▸ DIRECTIONS FOR THIS TASK: Reproduce the lines of the material exactly, excluding every image.

## Start RECORDS PROVIDED

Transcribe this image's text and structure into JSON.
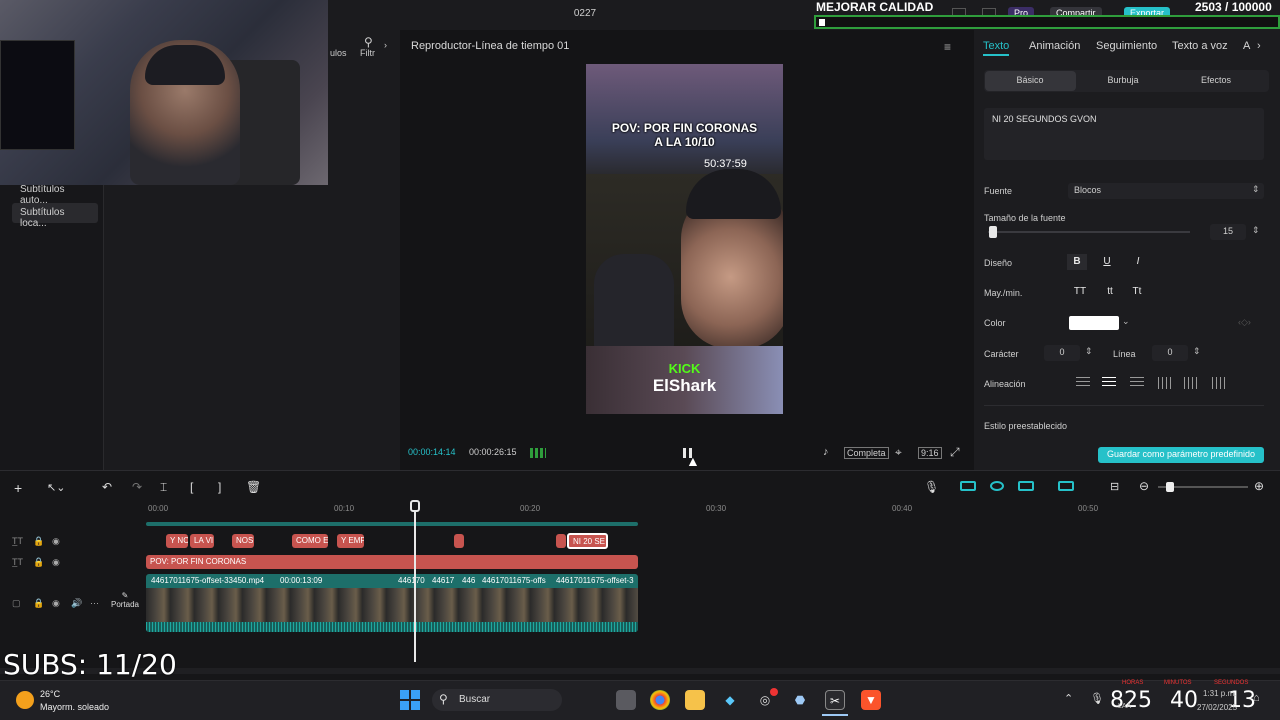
{
  "topbar": {
    "title": "0227",
    "mejorar": "MEJORAR CALIDAD",
    "subgoal": "2503 / 100000",
    "pro": "Pro",
    "compartir": "Compartir",
    "exportar": "Exportar",
    "left_tabs": [
      "ulos",
      "Filtr"
    ]
  },
  "left_panel": {
    "items": [
      "Subtítulos auto...",
      "Subtítulos loca..."
    ]
  },
  "player": {
    "title": "Reproductor-Línea de tiempo 01",
    "overlay_line1": "POV: POR FIN CORONAS",
    "overlay_line2": "A LA 10/10",
    "clock": "50:37:59",
    "kick": "KICK",
    "elshark": "ElShark",
    "time_current": "00:00:14:14",
    "time_total": "00:00:26:15",
    "completa": "Completa",
    "ratio": "9:16"
  },
  "right_panel": {
    "tabs": [
      "Texto",
      "Animación",
      "Seguimiento",
      "Texto a voz",
      "A"
    ],
    "subtabs": [
      "Básico",
      "Burbuja",
      "Efectos"
    ],
    "text_value": "NI 20 SEGUNDOS GVON",
    "fuente_label": "Fuente",
    "fuente_value": "Blocos",
    "tamano_label": "Tamaño de la fuente",
    "tamano_value": "15",
    "diseno_label": "Diseño",
    "diseno_buttons": [
      "B",
      "U",
      "I"
    ],
    "mayus_label": "May./min.",
    "mayus_buttons": [
      "TT",
      "tt",
      "Tt"
    ],
    "color_label": "Color",
    "color_value": "#ffffff",
    "caracter_label": "Carácter",
    "caracter_value": "0",
    "linea_label": "Línea",
    "linea_value": "0",
    "alineacion_label": "Alineación",
    "estilo_label": "Estilo preestablecido",
    "save_label": "Guardar como parámetro predefinido"
  },
  "timeline": {
    "ticks": [
      "00:00",
      "00:10",
      "00:20",
      "00:30",
      "00:40",
      "00:50"
    ],
    "text_clips": [
      "Y NC",
      "LA VI",
      "NOS",
      "COMO E",
      "Y EMF",
      "",
      "NI 20 SE"
    ],
    "pov_clip": "POV: POR FIN CORONAS",
    "video_label_1": "44617011675-offset-33450.mp4",
    "video_label_1_dur": "00:00:13:09",
    "video_label_2": "446170",
    "video_label_3": "44617",
    "video_label_4": "446",
    "video_label_5": "44617011675-offs",
    "video_label_6": "44617011675-offset-3",
    "portada": "Portada"
  },
  "overlay": {
    "subs": "SUBS: 11/20",
    "big_nums": [
      "825",
      "40",
      "13"
    ],
    "small_labels": [
      "HORAS",
      "MINUTOS",
      "SEGUNDOS"
    ]
  },
  "taskbar": {
    "temp": "26°C",
    "weather": "Mayorm. soleado",
    "search": "Buscar",
    "lang": "LAA",
    "time": "1:31 p.m.",
    "date": "27/02/2025"
  },
  "colors": {
    "accent": "#26c1c9",
    "clip_text": "#c7544f",
    "kick_green": "#53fc18"
  }
}
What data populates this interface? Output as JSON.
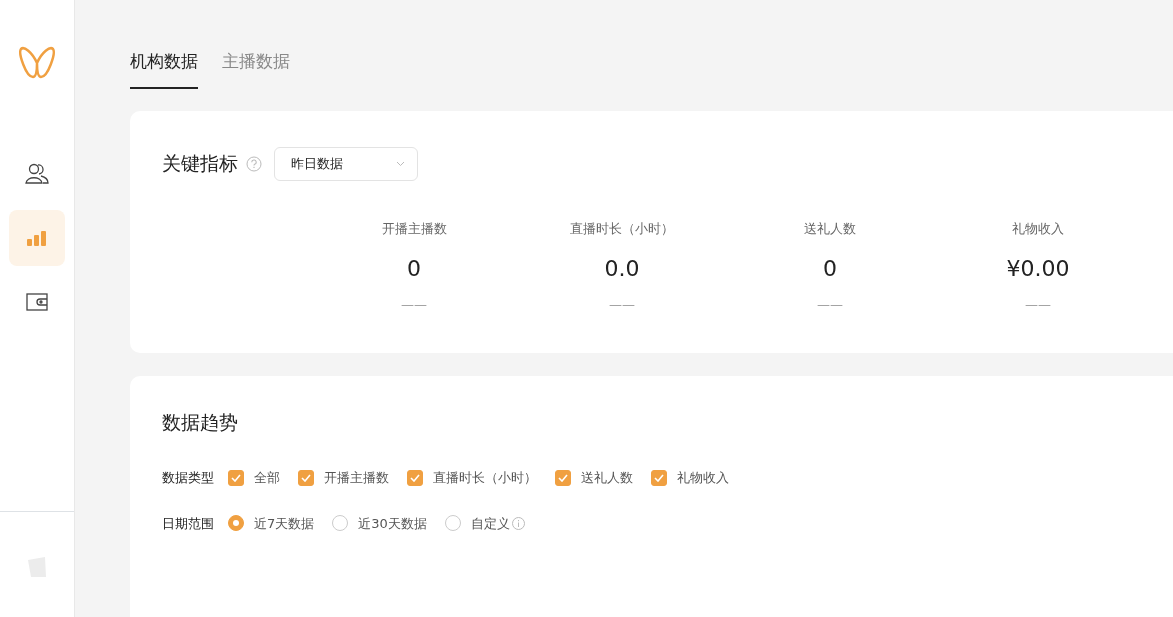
{
  "sidebar": {
    "items": [
      {
        "kind": "users",
        "selected": false
      },
      {
        "kind": "chart",
        "selected": true
      },
      {
        "kind": "wallet",
        "selected": false
      }
    ]
  },
  "tabs": [
    {
      "label": "机构数据",
      "selected": true
    },
    {
      "label": "主播数据",
      "selected": false
    }
  ],
  "key_metrics": {
    "title": "关键指标",
    "select": {
      "value": "昨日数据"
    },
    "metrics": [
      {
        "label": "开播主播数",
        "value": "0",
        "change": "——"
      },
      {
        "label": "直播时长（小时）",
        "value": "0.0",
        "change": "——"
      },
      {
        "label": "送礼人数",
        "value": "0",
        "change": "——"
      },
      {
        "label": "礼物收入",
        "value": "¥0.00",
        "change": "——"
      }
    ]
  },
  "trend": {
    "title": "数据趋势",
    "data_type": {
      "label": "数据类型",
      "options": [
        {
          "label": "全部",
          "checked": true
        },
        {
          "label": "开播主播数",
          "checked": true
        },
        {
          "label": "直播时长（小时）",
          "checked": true
        },
        {
          "label": "送礼人数",
          "checked": true
        },
        {
          "label": "礼物收入",
          "checked": true
        }
      ]
    },
    "date_range": {
      "label": "日期范围",
      "options": [
        {
          "label": "近7天数据",
          "selected": true,
          "info": false
        },
        {
          "label": "近30天数据",
          "selected": false,
          "info": false
        },
        {
          "label": "自定义",
          "selected": false,
          "info": true
        }
      ]
    }
  }
}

## End RECORDS PROVIDED

▸ SOLUTION TO THIS PROBLEM:
Transcribe this image's text and structure into JSON.
{
  "topbar": {
    "title": "0227",
    "mejorar": "MEJORAR CALIDAD",
    "subgoal": "2503 / 100000",
    "pro": "Pro",
    "compartir": "Compartir",
    "exportar": "Exportar",
    "left_tabs": [
      "ulos",
      "Filtr"
    ]
  },
  "left_panel": {
    "items": [
      "Subtítulos auto...",
      "Subtítulos loca..."
    ]
  },
  "player": {
    "title": "Reproductor-Línea de tiempo 01",
    "overlay_line1": "POV: POR FIN CORONAS",
    "overlay_line2": "A LA 10/10",
    "clock": "50:37:59",
    "kick": "KICK",
    "elshark": "ElShark",
    "time_current": "00:00:14:14",
    "time_total": "00:00:26:15",
    "completa": "Completa",
    "ratio": "9:16"
  },
  "right_panel": {
    "tabs": [
      "Texto",
      "Animación",
      "Seguimiento",
      "Texto a voz",
      "A"
    ],
    "subtabs": [
      "Básico",
      "Burbuja",
      "Efectos"
    ],
    "text_value": "NI 20 SEGUNDOS GVON",
    "fuente_label": "Fuente",
    "fuente_value": "Blocos",
    "tamano_label": "Tamaño de la fuente",
    "tamano_value": "15",
    "diseno_label": "Diseño",
    "diseno_buttons": [
      "B",
      "U",
      "I"
    ],
    "mayus_label": "May./min.",
    "mayus_buttons": [
      "TT",
      "tt",
      "Tt"
    ],
    "color_label": "Color",
    "color_value": "#ffffff",
    "caracter_label": "Carácter",
    "caracter_value": "0",
    "linea_label": "Línea",
    "linea_value": "0",
    "alineacion_label": "Alineación",
    "estilo_label": "Estilo preestablecido",
    "save_label": "Guardar como parámetro predefinido"
  },
  "timeline": {
    "ticks": [
      "00:00",
      "00:10",
      "00:20",
      "00:30",
      "00:40",
      "00:50"
    ],
    "text_clips": [
      "Y NC",
      "LA VI",
      "NOS",
      "COMO E",
      "Y EMF",
      "",
      "NI 20 SE"
    ],
    "pov_clip": "POV: POR FIN CORONAS",
    "video_label_1": "44617011675-offset-33450.mp4",
    "video_label_1_dur": "00:00:13:09",
    "video_label_2": "446170",
    "video_label_3": "44617",
    "video_label_4": "446",
    "video_label_5": "44617011675-offs",
    "video_label_6": "44617011675-offset-3",
    "portada": "Portada"
  },
  "overlay": {
    "subs": "SUBS: 11/20",
    "big_nums": [
      "825",
      "40",
      "13"
    ],
    "small_labels": [
      "HORAS",
      "MINUTOS",
      "SEGUNDOS"
    ]
  },
  "taskbar": {
    "temp": "26°C",
    "weather": "Mayorm. soleado",
    "search": "Buscar",
    "lang": "LAA",
    "time": "1:31 p.m.",
    "date": "27/02/2025"
  },
  "colors": {
    "accent": "#26c1c9",
    "clip_text": "#c7544f",
    "kick_green": "#53fc18"
  }
}
What data populates this interface? Output as JSON.
{
  "sidebar": {
    "items": [
      {
        "kind": "users",
        "selected": false
      },
      {
        "kind": "chart",
        "selected": true
      },
      {
        "kind": "wallet",
        "selected": false
      }
    ]
  },
  "tabs": [
    {
      "label": "机构数据",
      "selected": true
    },
    {
      "label": "主播数据",
      "selected": false
    }
  ],
  "key_metrics": {
    "title": "关键指标",
    "select": {
      "value": "昨日数据"
    },
    "metrics": [
      {
        "label": "开播主播数",
        "value": "0",
        "change": "——"
      },
      {
        "label": "直播时长（小时）",
        "value": "0.0",
        "change": "——"
      },
      {
        "label": "送礼人数",
        "value": "0",
        "change": "——"
      },
      {
        "label": "礼物收入",
        "value": "¥0.00",
        "change": "——"
      }
    ]
  },
  "trend": {
    "title": "数据趋势",
    "data_type": {
      "label": "数据类型",
      "options": [
        {
          "label": "全部",
          "checked": true
        },
        {
          "label": "开播主播数",
          "checked": true
        },
        {
          "label": "直播时长（小时）",
          "checked": true
        },
        {
          "label": "送礼人数",
          "checked": true
        },
        {
          "label": "礼物收入",
          "checked": true
        }
      ]
    },
    "date_range": {
      "label": "日期范围",
      "options": [
        {
          "label": "近7天数据",
          "selected": true,
          "info": false
        },
        {
          "label": "近30天数据",
          "selected": false,
          "info": false
        },
        {
          "label": "自定义",
          "selected": false,
          "info": true
        }
      ]
    }
  }
}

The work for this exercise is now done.